* _The exercise_
Count, in the entries, the lines with "otros". Answer with the number only.
Start Stored data
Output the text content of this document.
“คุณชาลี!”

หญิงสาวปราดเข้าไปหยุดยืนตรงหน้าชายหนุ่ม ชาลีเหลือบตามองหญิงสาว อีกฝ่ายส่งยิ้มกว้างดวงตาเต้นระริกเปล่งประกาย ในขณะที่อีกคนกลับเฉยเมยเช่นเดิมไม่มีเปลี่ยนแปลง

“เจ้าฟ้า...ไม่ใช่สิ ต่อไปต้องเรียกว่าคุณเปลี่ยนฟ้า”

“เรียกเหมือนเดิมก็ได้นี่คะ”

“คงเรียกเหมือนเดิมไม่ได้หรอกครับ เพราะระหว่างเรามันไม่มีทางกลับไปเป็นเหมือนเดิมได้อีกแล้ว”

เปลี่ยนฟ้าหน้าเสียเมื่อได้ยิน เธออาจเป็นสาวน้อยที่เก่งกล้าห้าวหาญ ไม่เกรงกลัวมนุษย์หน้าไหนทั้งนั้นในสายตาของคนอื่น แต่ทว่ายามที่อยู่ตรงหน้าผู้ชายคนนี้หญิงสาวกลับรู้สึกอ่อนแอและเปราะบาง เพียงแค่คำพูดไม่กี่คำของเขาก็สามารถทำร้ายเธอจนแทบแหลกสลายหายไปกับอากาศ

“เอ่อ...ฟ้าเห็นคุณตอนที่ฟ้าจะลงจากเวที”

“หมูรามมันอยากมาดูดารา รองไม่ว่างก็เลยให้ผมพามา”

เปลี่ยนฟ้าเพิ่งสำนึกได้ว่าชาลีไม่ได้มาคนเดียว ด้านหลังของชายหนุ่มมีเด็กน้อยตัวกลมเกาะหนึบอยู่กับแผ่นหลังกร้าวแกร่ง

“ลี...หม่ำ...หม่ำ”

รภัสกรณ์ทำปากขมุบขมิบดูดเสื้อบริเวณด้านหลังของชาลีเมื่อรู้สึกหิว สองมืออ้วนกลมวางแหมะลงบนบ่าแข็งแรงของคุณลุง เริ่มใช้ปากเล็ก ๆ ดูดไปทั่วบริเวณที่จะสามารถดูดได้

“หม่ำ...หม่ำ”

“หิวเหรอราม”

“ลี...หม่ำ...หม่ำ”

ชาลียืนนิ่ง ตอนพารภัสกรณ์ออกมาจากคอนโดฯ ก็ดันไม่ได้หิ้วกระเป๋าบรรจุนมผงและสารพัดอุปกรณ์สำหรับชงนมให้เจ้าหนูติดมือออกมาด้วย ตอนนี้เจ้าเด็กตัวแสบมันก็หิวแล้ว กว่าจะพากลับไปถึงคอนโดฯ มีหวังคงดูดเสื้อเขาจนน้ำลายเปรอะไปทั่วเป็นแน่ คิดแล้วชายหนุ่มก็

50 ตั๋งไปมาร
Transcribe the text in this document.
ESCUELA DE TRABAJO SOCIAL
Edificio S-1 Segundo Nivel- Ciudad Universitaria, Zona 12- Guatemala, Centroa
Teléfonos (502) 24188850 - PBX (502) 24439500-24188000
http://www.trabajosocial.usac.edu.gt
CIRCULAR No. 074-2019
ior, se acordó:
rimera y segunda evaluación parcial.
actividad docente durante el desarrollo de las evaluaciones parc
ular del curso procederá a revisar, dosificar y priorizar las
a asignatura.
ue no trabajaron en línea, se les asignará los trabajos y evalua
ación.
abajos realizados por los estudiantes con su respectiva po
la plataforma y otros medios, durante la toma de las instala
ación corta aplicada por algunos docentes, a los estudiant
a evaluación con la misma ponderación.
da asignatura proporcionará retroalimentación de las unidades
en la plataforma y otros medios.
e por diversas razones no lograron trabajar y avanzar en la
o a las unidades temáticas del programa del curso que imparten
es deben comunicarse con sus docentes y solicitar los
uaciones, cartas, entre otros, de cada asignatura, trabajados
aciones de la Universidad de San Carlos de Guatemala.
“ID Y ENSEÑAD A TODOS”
End Stored data
* _Result_
3